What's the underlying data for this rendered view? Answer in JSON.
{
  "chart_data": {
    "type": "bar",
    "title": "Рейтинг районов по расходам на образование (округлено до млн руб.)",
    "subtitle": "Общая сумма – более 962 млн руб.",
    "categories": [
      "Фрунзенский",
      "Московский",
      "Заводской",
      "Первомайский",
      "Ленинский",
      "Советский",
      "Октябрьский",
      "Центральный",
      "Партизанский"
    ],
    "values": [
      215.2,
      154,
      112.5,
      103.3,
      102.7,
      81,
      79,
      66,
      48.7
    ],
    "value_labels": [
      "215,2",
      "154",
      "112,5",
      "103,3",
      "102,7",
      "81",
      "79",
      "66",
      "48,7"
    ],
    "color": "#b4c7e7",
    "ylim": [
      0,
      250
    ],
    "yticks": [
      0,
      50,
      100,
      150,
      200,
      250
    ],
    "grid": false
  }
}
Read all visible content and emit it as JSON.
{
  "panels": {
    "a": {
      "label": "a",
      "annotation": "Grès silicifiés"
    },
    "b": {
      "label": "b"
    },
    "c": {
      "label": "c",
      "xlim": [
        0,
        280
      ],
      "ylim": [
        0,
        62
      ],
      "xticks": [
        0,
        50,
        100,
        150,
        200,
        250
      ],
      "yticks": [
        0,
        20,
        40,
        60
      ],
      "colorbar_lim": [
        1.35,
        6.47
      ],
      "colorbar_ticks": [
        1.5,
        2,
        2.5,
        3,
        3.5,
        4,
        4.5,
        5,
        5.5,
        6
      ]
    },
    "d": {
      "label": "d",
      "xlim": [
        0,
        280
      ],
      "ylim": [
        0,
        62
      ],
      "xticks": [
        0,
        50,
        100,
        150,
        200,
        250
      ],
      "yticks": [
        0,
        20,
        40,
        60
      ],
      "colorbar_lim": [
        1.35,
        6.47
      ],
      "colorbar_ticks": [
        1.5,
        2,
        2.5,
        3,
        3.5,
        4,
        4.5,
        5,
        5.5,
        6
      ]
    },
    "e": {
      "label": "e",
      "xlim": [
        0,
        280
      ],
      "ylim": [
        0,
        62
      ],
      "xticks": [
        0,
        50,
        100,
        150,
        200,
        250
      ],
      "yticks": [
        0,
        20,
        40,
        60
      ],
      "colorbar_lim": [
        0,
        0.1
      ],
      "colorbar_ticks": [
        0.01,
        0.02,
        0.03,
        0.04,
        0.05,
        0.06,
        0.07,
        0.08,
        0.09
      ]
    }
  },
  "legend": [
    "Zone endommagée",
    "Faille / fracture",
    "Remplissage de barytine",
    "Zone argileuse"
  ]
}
▬▬▬▬▬▬▬▬▬▬
◆ Goal:
Transcribe all of the material exactly. Omit nothing.

◆ Exercise answer:
What's the underlying data for this rendered view? Answer in JSON.
{
  "chart_data": {
    "type": "bar",
    "title": "Рейтинг районов по расходам на образование (округлено до млн руб.)",
    "subtitle": "Общая сумма – более 962 млн руб.",
    "categories": [
      "Фрунзенский",
      "Московский",
      "Заводской",
      "Первомайский",
      "Ленинский",
      "Советский",
      "Октябрьский",
      "Центральный",
      "Партизанский"
    ],
    "values": [
      215.2,
      154,
      112.5,
      103.3,
      102.7,
      81,
      79,
      66,
      48.7
    ],
    "value_labels": [
      "215,2",
      "154",
      "112,5",
      "103,3",
      "102,7",
      "81",
      "79",
      "66",
      "48,7"
    ],
    "color": "#b4c7e7",
    "ylim": [
      0,
      250
    ],
    "yticks": [
      0,
      50,
      100,
      150,
      200,
      250
    ],
    "grid": false
  }
}
Read all visible content and emit it as JSON.
{
  "panels": {
    "a": {
      "label": "a",
      "annotation": "Grès silicifiés"
    },
    "b": {
      "label": "b"
    },
    "c": {
      "label": "c",
      "xlim": [
        0,
        280
      ],
      "ylim": [
        0,
        62
      ],
      "xticks": [
        0,
        50,
        100,
        150,
        200,
        250
      ],
      "yticks": [
        0,
        20,
        40,
        60
      ],
      "colorbar_lim": [
        1.35,
        6.47
      ],
      "colorbar_ticks": [
        1.5,
        2,
        2.5,
        3,
        3.5,
        4,
        4.5,
        5,
        5.5,
        6
      ]
    },
    "d": {
      "label": "d",
      "xlim": [
        0,
        280
      ],
      "ylim": [
        0,
        62
      ],
      "xticks": [
        0,
        50,
        100,
        150,
        200,
        250
      ],
      "yticks": [
        0,
        20,
        40,
        60
      ],
      "colorbar_lim": [
        1.35,
        6.47
      ],
      "colorbar_ticks": [
        1.5,
        2,
        2.5,
        3,
        3.5,
        4,
        4.5,
        5,
        5.5,
        6
      ]
    },
    "e": {
      "label": "e",
      "xlim": [
        0,
        280
      ],
      "ylim": [
        0,
        62
      ],
      "xticks": [
        0,
        50,
        100,
        150,
        200,
        250
      ],
      "yticks": [
        0,
        20,
        40,
        60
      ],
      "colorbar_lim": [
        0,
        0.1
      ],
      "colorbar_ticks": [
        0.01,
        0.02,
        0.03,
        0.04,
        0.05,
        0.06,
        0.07,
        0.08,
        0.09
      ]
    }
  },
  "legend": [
    "Zone endommagée",
    "Faille / fracture",
    "Remplissage de barytine",
    "Zone argileuse"
  ]
}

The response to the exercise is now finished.